── Excerpted records

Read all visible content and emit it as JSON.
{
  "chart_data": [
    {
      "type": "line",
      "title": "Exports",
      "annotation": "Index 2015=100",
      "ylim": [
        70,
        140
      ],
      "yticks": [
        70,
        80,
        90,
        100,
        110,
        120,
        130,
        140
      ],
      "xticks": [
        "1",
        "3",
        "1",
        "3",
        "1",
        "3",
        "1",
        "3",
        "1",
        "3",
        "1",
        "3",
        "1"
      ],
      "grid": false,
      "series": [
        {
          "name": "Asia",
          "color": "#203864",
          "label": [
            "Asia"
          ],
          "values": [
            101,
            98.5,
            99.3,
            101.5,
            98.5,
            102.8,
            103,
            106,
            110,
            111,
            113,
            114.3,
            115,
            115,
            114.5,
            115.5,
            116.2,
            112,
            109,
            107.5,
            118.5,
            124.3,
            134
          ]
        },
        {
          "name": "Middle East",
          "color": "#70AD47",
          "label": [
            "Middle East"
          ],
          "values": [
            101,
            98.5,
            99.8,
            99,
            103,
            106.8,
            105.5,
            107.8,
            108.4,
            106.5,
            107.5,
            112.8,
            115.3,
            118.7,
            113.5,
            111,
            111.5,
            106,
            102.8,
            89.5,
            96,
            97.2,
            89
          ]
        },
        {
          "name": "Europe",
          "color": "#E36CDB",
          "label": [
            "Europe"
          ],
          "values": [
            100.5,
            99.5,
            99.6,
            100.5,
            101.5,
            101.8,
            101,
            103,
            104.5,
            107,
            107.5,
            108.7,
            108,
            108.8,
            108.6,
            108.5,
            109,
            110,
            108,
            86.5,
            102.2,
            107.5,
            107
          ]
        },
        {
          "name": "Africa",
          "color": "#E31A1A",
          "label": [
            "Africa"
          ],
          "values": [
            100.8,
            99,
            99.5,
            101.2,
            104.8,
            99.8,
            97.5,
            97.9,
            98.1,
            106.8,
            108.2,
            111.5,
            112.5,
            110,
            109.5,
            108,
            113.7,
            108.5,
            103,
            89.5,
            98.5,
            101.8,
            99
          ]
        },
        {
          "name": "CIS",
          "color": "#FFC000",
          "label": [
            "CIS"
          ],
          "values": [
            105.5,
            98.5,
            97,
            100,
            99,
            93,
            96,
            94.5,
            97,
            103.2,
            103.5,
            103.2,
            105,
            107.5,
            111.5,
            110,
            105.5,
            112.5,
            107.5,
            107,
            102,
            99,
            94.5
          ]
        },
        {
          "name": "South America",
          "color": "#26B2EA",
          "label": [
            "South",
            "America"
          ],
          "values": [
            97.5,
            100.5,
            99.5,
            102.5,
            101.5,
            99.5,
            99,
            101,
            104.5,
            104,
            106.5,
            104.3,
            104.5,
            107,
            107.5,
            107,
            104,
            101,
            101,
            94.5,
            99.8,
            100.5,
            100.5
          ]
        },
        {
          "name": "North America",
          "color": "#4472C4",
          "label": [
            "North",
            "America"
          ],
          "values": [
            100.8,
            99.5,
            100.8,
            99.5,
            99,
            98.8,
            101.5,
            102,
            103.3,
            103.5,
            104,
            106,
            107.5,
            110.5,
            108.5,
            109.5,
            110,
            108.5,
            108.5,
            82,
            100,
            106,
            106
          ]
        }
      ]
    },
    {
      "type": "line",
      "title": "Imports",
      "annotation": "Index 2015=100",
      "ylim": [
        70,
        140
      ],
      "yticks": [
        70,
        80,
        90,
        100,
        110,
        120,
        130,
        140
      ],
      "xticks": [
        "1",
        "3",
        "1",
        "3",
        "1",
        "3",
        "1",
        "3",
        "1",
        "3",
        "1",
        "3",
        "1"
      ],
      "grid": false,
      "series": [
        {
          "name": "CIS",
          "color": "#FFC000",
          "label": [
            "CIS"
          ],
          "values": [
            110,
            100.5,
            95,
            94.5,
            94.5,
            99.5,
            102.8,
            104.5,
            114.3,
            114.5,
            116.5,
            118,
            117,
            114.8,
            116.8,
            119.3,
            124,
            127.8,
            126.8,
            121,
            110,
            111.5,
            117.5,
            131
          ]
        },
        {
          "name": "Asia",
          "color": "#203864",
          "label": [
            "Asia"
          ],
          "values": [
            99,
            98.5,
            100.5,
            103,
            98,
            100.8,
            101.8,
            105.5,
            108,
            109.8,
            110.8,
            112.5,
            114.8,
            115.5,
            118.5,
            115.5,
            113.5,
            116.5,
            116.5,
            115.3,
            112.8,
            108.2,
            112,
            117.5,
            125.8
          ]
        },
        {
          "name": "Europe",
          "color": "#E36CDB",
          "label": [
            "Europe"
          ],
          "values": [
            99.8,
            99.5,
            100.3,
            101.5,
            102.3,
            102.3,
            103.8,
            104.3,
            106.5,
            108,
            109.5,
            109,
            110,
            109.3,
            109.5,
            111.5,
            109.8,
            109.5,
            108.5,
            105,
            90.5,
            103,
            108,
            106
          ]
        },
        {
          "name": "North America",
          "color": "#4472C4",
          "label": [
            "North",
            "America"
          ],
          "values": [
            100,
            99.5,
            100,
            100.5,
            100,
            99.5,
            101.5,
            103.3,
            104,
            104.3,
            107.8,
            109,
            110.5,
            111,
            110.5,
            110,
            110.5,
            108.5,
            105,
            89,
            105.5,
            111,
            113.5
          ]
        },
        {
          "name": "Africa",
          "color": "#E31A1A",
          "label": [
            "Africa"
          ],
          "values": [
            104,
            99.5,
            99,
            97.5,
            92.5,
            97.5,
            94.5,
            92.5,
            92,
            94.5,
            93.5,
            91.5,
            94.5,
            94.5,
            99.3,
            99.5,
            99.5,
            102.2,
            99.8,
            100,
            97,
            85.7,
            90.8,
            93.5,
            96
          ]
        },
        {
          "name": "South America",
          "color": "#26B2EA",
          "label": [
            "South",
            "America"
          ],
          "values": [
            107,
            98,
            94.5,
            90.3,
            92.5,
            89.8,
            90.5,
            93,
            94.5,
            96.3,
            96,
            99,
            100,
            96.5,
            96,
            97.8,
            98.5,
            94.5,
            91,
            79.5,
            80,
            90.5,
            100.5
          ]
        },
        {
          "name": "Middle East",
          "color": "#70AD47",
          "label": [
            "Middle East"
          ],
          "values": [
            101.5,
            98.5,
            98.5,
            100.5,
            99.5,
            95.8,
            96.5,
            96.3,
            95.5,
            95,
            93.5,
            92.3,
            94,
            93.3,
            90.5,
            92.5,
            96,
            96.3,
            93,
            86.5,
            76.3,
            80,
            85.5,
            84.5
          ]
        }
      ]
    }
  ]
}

────

- Set exercise -
Repeat the data precisely, line by line.

- Problem solution -
Read all visible content and emit it as JSON.
{
  "chart_data": [
    {
      "type": "line",
      "title": "Exports",
      "annotation": "Index 2015=100",
      "ylim": [
        70,
        140
      ],
      "yticks": [
        70,
        80,
        90,
        100,
        110,
        120,
        130,
        140
      ],
      "xticks": [
        "1",
        "3",
        "1",
        "3",
        "1",
        "3",
        "1",
        "3",
        "1",
        "3",
        "1",
        "3",
        "1"
      ],
      "grid": false,
      "series": [
        {
          "name": "Asia",
          "color": "#203864",
          "label": [
            "Asia"
          ],
          "values": [
            101,
            98.5,
            99.3,
            101.5,
            98.5,
            102.8,
            103,
            106,
            110,
            111,
            113,
            114.3,
            115,
            115,
            114.5,
            115.5,
            116.2,
            112,
            109,
            107.5,
            118.5,
            124.3,
            134
          ]
        },
        {
          "name": "Middle East",
          "color": "#70AD47",
          "label": [
            "Middle East"
          ],
          "values": [
            101,
            98.5,
            99.8,
            99,
            103,
            106.8,
            105.5,
            107.8,
            108.4,
            106.5,
            107.5,
            112.8,
            115.3,
            118.7,
            113.5,
            111,
            111.5,
            106,
            102.8,
            89.5,
            96,
            97.2,
            89
          ]
        },
        {
          "name": "Europe",
          "color": "#E36CDB",
          "label": [
            "Europe"
          ],
          "values": [
            100.5,
            99.5,
            99.6,
            100.5,
            101.5,
            101.8,
            101,
            103,
            104.5,
            107,
            107.5,
            108.7,
            108,
            108.8,
            108.6,
            108.5,
            109,
            110,
            108,
            86.5,
            102.2,
            107.5,
            107
          ]
        },
        {
          "name": "Africa",
          "color": "#E31A1A",
          "label": [
            "Africa"
          ],
          "values": [
            100.8,
            99,
            99.5,
            101.2,
            104.8,
            99.8,
            97.5,
            97.9,
            98.1,
            106.8,
            108.2,
            111.5,
            112.5,
            110,
            109.5,
            108,
            113.7,
            108.5,
            103,
            89.5,
            98.5,
            101.8,
            99
          ]
        },
        {
          "name": "CIS",
          "color": "#FFC000",
          "label": [
            "CIS"
          ],
          "values": [
            105.5,
            98.5,
            97,
            100,
            99,
            93,
            96,
            94.5,
            97,
            103.2,
            103.5,
            103.2,
            105,
            107.5,
            111.5,
            110,
            105.5,
            112.5,
            107.5,
            107,
            102,
            99,
            94.5
          ]
        },
        {
          "name": "South America",
          "color": "#26B2EA",
          "label": [
            "South",
            "America"
          ],
          "values": [
            97.5,
            100.5,
            99.5,
            102.5,
            101.5,
            99.5,
            99,
            101,
            104.5,
            104,
            106.5,
            104.3,
            104.5,
            107,
            107.5,
            107,
            104,
            101,
            101,
            94.5,
            99.8,
            100.5,
            100.5
          ]
        },
        {
          "name": "North America",
          "color": "#4472C4",
          "label": [
            "North",
            "America"
          ],
          "values": [
            100.8,
            99.5,
            100.8,
            99.5,
            99,
            98.8,
            101.5,
            102,
            103.3,
            103.5,
            104,
            106,
            107.5,
            110.5,
            108.5,
            109.5,
            110,
            108.5,
            108.5,
            82,
            100,
            106,
            106
          ]
        }
      ]
    },
    {
      "type": "line",
      "title": "Imports",
      "annotation": "Index 2015=100",
      "ylim": [
        70,
        140
      ],
      "yticks": [
        70,
        80,
        90,
        100,
        110,
        120,
        130,
        140
      ],
      "xticks": [
        "1",
        "3",
        "1",
        "3",
        "1",
        "3",
        "1",
        "3",
        "1",
        "3",
        "1",
        "3",
        "1"
      ],
      "grid": false,
      "series": [
        {
          "name": "CIS",
          "color": "#FFC000",
          "label": [
            "CIS"
          ],
          "values": [
            110,
            100.5,
            95,
            94.5,
            94.5,
            99.5,
            102.8,
            104.5,
            114.3,
            114.5,
            116.5,
            118,
            117,
            114.8,
            116.8,
            119.3,
            124,
            127.8,
            126.8,
            121,
            110,
            111.5,
            117.5,
            131
          ]
        },
        {
          "name": "Asia",
          "color": "#203864",
          "label": [
            "Asia"
          ],
          "values": [
            99,
            98.5,
            100.5,
            103,
            98,
            100.8,
            101.8,
            105.5,
            108,
            109.8,
            110.8,
            112.5,
            114.8,
            115.5,
            118.5,
            115.5,
            113.5,
            116.5,
            116.5,
            115.3,
            112.8,
            108.2,
            112,
            117.5,
            125.8
          ]
        },
        {
          "name": "Europe",
          "color": "#E36CDB",
          "label": [
            "Europe"
          ],
          "values": [
            99.8,
            99.5,
            100.3,
            101.5,
            102.3,
            102.3,
            103.8,
            104.3,
            106.5,
            108,
            109.5,
            109,
            110,
            109.3,
            109.5,
            111.5,
            109.8,
            109.5,
            108.5,
            105,
            90.5,
            103,
            108,
            106
          ]
        },
        {
          "name": "North America",
          "color": "#4472C4",
          "label": [
            "North",
            "America"
          ],
          "values": [
            100,
            99.5,
            100,
            100.5,
            100,
            99.5,
            101.5,
            103.3,
            104,
            104.3,
            107.8,
            109,
            110.5,
            111,
            110.5,
            110,
            110.5,
            108.5,
            105,
            89,
            105.5,
            111,
            113.5
          ]
        },
        {
          "name": "Africa",
          "color": "#E31A1A",
          "label": [
            "Africa"
          ],
          "values": [
            104,
            99.5,
            99,
            97.5,
            92.5,
            97.5,
            94.5,
            92.5,
            92,
            94.5,
            93.5,
            91.5,
            94.5,
            94.5,
            99.3,
            99.5,
            99.5,
            102.2,
            99.8,
            100,
            97,
            85.7,
            90.8,
            93.5,
            96
          ]
        },
        {
          "name": "South America",
          "color": "#26B2EA",
          "label": [
            "South",
            "America"
          ],
          "values": [
            107,
            98,
            94.5,
            90.3,
            92.5,
            89.8,
            90.5,
            93,
            94.5,
            96.3,
            96,
            99,
            100,
            96.5,
            96,
            97.8,
            98.5,
            94.5,
            91,
            79.5,
            80,
            90.5,
            100.5
          ]
        },
        {
          "name": "Middle East",
          "color": "#70AD47",
          "label": [
            "Middle East"
          ],
          "values": [
            101.5,
            98.5,
            98.5,
            100.5,
            99.5,
            95.8,
            96.5,
            96.3,
            95.5,
            95,
            93.5,
            92.3,
            94,
            93.3,
            90.5,
            92.5,
            96,
            96.3,
            93,
            86.5,
            76.3,
            80,
            85.5,
            84.5
          ]
        }
      ]
    }
  ]
}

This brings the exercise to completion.